Glioblastoma multiforme (GBM) is the most aggressive and common type of brain tumour, affecting nearly 250,000 people worldwide every year.

Despite decades of research, there is still no cure. Standard treatment involves surgical removal of the tumour, followed by radiotherapy and chemotherapy.

While these approaches can temporarily slow tumour growth, the average life expectancy for patients remains just 15 months after diagnosis.

The disease poses an enormous burden not only on patients and families but also on healthcare systems, given the intensity and cost of treatment.

This urgent medical challenge has driven researchers to explore new, more precise ways to combat glioblastoma multiforme.

The NuCapCure project: A multidisciplinary breakthrough

A groundbreaking initiative, known as the NuCapCure project, is seeking to revolutionise GBM therapy.

Supported by the European Innovation Council (EIC) through €5.9m Horizon Europe funding, the project brings together seven international institutions in a unique multidisciplinary network.

NuCapCure integrates expertise across nuclear physics, synthetic chemistry, biochemistry, and radiobiology.

By combining these fields, researchers aim to develop therapies that use the tumour’s own cellular processes against it – selectively destroying cancer cells while sparing healthy brain tissue.

Two innovative treatment pathways

At the core of NuCapCure’s strategy are two pioneering approaches:

NuCapCure Proton: This combines proton radiotherapy with photosensitiser (PS) proton activation and boron proton capture therapy (BPCT).
NuCapCure Neutron: This approach uses glioblastoma-specific PS neutron activation alongside boron neutron capture therapy (BNCT).

Both methods take advantage of tumour cells’ biosynthetic activity. Cancer cells will essentially prepare chemical compounds within themselves. Once activated by proton or neutron irradiation, these compounds act as “silver bullets,’ triggering the cells’ self-destruction.

Unlike conventional treatments, which harm surrounding tissue, these techniques are designed to precisely target only the malignant cells, minimising side effects and potentially leading to curative outcomes.

Path to clinical application

The project will validate its therapies in two phases. First, experiments will be carried out in glioblastoma multiforme cell cultures, followed by testing in preclinical animal models.

The official project timeline extends to 2028, with an interim transition phase expected to set the stage for further development.

Plans include applying for EIC Transition and EIC Accelerator funding, commercialising the results, and ultimately spinning off a company to drive therapies toward clinical trials.

Looking further ahead, NuCapCure aims to bring these therapies to brain tumour patients by around 2040, a timeline that could mark a turning point in how glioblastoma multiforme is treated worldwide.

A potential game-changer for GBM patients

If successful, NuCapCure’s therapies could dramatically change the outlook for GBM patients.

By targeting tumours at the molecular level while sparing healthy tissue, the treatments could extend survival times, reduce treatment-related suffering, and ease the financial burden on healthcare systems.

While still in its early stages, the project offers a beacon of hope in the fight against glioblastoma multiforme – a disease that has remained stubbornly resistant to conventional therapies.

### DATASET RECORDS:
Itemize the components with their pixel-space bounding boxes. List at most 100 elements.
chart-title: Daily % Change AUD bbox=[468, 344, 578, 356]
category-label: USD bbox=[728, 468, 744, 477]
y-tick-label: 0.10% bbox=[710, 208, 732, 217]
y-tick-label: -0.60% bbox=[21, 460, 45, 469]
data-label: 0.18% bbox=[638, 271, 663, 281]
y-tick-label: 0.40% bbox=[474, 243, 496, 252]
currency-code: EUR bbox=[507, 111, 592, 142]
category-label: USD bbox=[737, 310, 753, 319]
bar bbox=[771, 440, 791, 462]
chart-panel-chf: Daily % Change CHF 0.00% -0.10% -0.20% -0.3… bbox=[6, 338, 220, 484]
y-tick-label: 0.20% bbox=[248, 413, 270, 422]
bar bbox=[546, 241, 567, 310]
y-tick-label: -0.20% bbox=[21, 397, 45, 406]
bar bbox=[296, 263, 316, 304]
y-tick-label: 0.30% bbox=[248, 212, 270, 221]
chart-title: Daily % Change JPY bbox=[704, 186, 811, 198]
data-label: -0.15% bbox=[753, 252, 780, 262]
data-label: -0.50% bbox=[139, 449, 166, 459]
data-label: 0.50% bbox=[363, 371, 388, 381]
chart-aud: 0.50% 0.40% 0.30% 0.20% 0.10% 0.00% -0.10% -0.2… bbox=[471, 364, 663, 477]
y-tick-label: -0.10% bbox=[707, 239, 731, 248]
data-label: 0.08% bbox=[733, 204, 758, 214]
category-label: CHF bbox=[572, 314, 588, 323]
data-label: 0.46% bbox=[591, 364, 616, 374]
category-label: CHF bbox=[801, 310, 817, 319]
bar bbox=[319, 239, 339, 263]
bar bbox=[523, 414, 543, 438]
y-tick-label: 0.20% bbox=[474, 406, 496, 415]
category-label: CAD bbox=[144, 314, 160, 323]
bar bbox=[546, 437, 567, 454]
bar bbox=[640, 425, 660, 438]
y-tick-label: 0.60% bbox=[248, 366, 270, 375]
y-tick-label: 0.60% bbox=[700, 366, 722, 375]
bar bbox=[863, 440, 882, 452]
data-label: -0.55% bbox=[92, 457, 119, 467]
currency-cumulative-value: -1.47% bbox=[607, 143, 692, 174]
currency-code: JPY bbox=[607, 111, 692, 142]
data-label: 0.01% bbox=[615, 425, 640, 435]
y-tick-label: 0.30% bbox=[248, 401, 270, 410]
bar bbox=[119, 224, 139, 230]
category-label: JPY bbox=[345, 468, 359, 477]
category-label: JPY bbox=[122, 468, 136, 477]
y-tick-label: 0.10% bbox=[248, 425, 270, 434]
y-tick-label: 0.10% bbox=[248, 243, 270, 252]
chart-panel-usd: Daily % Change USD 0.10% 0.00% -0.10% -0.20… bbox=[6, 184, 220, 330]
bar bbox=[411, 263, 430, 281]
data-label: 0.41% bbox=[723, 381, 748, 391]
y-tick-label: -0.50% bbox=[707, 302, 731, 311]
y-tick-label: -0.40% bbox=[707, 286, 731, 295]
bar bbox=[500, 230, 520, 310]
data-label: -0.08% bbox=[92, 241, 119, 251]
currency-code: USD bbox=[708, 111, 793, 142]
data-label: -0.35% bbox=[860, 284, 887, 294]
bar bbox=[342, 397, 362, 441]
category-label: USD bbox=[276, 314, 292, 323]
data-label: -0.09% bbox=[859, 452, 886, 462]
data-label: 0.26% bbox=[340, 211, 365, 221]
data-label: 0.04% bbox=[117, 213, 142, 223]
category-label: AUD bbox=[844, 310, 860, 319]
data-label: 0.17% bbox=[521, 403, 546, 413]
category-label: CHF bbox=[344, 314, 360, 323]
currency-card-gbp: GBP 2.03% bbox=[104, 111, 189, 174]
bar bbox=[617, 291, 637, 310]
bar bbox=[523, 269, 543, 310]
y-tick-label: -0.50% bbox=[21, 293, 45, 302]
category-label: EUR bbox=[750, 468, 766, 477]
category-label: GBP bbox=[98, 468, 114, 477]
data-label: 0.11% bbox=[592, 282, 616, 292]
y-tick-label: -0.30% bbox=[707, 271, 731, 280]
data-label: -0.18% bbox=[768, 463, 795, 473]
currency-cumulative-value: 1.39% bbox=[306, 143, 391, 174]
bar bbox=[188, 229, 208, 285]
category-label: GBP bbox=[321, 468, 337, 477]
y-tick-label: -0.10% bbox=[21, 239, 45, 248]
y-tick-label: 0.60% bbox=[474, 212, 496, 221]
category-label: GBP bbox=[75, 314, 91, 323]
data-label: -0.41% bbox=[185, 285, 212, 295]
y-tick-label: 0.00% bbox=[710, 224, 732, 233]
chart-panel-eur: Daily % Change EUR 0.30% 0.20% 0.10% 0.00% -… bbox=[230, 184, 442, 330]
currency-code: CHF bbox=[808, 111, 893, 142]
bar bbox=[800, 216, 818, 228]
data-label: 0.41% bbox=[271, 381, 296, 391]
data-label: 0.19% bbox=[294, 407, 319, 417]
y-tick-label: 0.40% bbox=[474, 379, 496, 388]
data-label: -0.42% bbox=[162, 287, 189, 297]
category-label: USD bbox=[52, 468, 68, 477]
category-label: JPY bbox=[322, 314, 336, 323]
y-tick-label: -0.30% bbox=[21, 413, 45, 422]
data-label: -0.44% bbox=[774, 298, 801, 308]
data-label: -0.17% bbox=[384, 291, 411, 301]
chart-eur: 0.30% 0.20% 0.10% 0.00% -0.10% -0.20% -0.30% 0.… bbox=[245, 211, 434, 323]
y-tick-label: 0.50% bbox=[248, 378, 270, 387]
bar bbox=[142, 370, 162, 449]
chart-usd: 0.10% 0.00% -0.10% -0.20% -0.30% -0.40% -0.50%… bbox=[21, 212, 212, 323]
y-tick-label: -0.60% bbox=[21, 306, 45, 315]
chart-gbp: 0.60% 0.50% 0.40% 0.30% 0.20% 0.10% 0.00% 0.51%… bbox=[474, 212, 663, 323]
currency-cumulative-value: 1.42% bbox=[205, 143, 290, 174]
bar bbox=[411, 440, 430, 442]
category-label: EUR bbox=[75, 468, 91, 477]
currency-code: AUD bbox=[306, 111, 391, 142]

### HOW TO COMPLETE THIS TASK:
In the text on glioblastoma therapy, why are the NuCapCure techniques expected to minimize side effects? Answer in one to three sentences.

### EXPECTED OUTPUT:
Conventional treatments harm surrounding tissue, but the NuCapCure techniques are designed to precisely target only the malignant cells. The tumor cells prepare chemical compounds within themselves. When proton or neutron irradiation activates these compounds, they trigger the cancer cells' self-destruction and spare healthy brain tissue.